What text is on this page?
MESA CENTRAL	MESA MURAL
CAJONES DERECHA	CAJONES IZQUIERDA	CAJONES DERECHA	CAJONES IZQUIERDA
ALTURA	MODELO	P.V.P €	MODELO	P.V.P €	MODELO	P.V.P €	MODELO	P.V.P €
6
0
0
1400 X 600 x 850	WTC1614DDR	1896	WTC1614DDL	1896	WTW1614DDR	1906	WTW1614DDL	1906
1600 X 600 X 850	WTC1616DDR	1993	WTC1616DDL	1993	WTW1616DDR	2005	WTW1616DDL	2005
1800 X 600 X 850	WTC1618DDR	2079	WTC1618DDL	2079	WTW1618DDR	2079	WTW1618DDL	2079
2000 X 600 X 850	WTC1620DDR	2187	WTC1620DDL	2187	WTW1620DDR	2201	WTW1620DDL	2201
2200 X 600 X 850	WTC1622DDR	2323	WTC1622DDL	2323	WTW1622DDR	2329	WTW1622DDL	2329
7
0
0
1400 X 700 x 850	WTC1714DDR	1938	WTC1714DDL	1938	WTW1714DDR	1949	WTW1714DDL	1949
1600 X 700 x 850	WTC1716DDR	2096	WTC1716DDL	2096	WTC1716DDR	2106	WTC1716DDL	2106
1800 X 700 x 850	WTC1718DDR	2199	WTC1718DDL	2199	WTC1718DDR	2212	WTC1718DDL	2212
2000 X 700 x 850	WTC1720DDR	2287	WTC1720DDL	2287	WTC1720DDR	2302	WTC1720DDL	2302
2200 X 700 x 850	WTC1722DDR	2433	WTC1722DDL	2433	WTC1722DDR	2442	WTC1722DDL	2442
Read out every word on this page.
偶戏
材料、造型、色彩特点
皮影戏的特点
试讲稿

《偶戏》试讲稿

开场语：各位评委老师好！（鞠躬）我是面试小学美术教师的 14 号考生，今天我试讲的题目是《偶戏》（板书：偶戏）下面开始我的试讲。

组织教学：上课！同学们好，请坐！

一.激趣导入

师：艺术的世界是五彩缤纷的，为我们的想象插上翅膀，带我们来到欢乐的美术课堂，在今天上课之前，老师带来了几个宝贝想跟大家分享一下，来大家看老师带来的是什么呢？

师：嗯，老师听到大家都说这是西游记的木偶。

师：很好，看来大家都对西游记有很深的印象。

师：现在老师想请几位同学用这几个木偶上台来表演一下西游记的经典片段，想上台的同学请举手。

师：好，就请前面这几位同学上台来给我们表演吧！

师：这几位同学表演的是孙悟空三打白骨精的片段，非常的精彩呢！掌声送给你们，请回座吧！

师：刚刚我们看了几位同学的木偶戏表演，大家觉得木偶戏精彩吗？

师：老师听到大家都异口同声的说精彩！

### OBJECTIVE
Return the lines from the line containing "Read out every word on this page." to the end of the entries above, exactly as they appear and with no other output.

### ANSWER FOR THE TASK
Read out every word on this page.
偶戏
材料、造型、色彩特点
皮影戏的特点
试讲稿

《偶戏》试讲稿

开场语：各位评委老师好！（鞠躬）我是面试小学美术教师的 14 号考生，今天我试讲的题目是《偶戏》（板书：偶戏）下面开始我的试讲。

组织教学：上课！同学们好，请坐！

一.激趣导入

师：艺术的世界是五彩缤纷的，为我们的想象插上翅膀，带我们来到欢乐的美术课堂，在今天上课之前，老师带来了几个宝贝想跟大家分享一下，来大家看老师带来的是什么呢？

师：嗯，老师听到大家都说这是西游记的木偶。

师：很好，看来大家都对西游记有很深的印象。

师：现在老师想请几位同学用这几个木偶上台来表演一下西游记的经典片段，想上台的同学请举手。

师：好，就请前面这几位同学上台来给我们表演吧！

师：这几位同学表演的是孙悟空三打白骨精的片段，非常的精彩呢！掌声送给你们，请回座吧！

师：刚刚我们看了几位同学的木偶戏表演，大家觉得木偶戏精彩吗？

师：老师听到大家都异口同声的说精彩！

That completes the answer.